● **WORK TO DO**
Return all of the lines below exactly as they are.

● **THE INPUT**
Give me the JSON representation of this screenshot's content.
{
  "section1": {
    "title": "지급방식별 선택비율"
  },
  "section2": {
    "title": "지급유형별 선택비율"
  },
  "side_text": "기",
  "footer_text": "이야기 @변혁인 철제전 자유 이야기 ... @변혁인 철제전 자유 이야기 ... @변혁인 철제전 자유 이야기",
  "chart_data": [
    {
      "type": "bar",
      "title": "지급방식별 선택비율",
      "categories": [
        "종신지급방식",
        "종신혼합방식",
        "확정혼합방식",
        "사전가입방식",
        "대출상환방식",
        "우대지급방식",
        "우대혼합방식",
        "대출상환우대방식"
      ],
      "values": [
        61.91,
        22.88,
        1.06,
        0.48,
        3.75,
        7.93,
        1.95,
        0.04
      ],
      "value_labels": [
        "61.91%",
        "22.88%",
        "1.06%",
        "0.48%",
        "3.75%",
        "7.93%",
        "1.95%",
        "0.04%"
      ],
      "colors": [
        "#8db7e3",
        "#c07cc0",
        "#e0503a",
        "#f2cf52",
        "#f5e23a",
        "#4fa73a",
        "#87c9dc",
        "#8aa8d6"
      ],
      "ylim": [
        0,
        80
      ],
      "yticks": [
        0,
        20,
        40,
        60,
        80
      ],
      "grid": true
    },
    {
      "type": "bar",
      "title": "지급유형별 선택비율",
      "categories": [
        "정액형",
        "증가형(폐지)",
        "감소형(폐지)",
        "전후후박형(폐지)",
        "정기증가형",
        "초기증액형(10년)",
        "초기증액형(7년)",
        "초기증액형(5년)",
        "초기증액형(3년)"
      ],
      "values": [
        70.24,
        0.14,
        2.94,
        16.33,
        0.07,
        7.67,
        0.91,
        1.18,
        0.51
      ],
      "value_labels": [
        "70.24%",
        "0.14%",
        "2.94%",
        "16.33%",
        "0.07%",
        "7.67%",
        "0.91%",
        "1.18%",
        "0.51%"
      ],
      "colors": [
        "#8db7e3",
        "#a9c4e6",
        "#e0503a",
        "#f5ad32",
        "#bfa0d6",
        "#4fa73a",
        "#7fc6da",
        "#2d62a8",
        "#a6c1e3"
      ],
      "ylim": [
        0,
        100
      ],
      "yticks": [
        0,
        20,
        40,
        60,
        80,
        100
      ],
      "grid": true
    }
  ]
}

● **EXERCISE RESULT**
Give me the JSON representation of this screenshot's content.
{
  "section1": {
    "title": "지급방식별 선택비율"
  },
  "section2": {
    "title": "지급유형별 선택비율"
  },
  "side_text": "기",
  "footer_text": "이야기 @변혁인 철제전 자유 이야기 ... @변혁인 철제전 자유 이야기 ... @변혁인 철제전 자유 이야기",
  "chart_data": [
    {
      "type": "bar",
      "title": "지급방식별 선택비율",
      "categories": [
        "종신지급방식",
        "종신혼합방식",
        "확정혼합방식",
        "사전가입방식",
        "대출상환방식",
        "우대지급방식",
        "우대혼합방식",
        "대출상환우대방식"
      ],
      "values": [
        61.91,
        22.88,
        1.06,
        0.48,
        3.75,
        7.93,
        1.95,
        0.04
      ],
      "value_labels": [
        "61.91%",
        "22.88%",
        "1.06%",
        "0.48%",
        "3.75%",
        "7.93%",
        "1.95%",
        "0.04%"
      ],
      "colors": [
        "#8db7e3",
        "#c07cc0",
        "#e0503a",
        "#f2cf52",
        "#f5e23a",
        "#4fa73a",
        "#87c9dc",
        "#8aa8d6"
      ],
      "ylim": [
        0,
        80
      ],
      "yticks": [
        0,
        20,
        40,
        60,
        80
      ],
      "grid": true
    },
    {
      "type": "bar",
      "title": "지급유형별 선택비율",
      "categories": [
        "정액형",
        "증가형(폐지)",
        "감소형(폐지)",
        "전후후박형(폐지)",
        "정기증가형",
        "초기증액형(10년)",
        "초기증액형(7년)",
        "초기증액형(5년)",
        "초기증액형(3년)"
      ],
      "values": [
        70.24,
        0.14,
        2.94,
        16.33,
        0.07,
        7.67,
        0.91,
        1.18,
        0.51
      ],
      "value_labels": [
        "70.24%",
        "0.14%",
        "2.94%",
        "16.33%",
        "0.07%",
        "7.67%",
        "0.91%",
        "1.18%",
        "0.51%"
      ],
      "colors": [
        "#8db7e3",
        "#a9c4e6",
        "#e0503a",
        "#f5ad32",
        "#bfa0d6",
        "#4fa73a",
        "#7fc6da",
        "#2d62a8",
        "#a6c1e3"
      ],
      "ylim": [
        0,
        100
      ],
      "yticks": [
        0,
        20,
        40,
        60,
        80,
        100
      ],
      "grid": true
    }
  ]
}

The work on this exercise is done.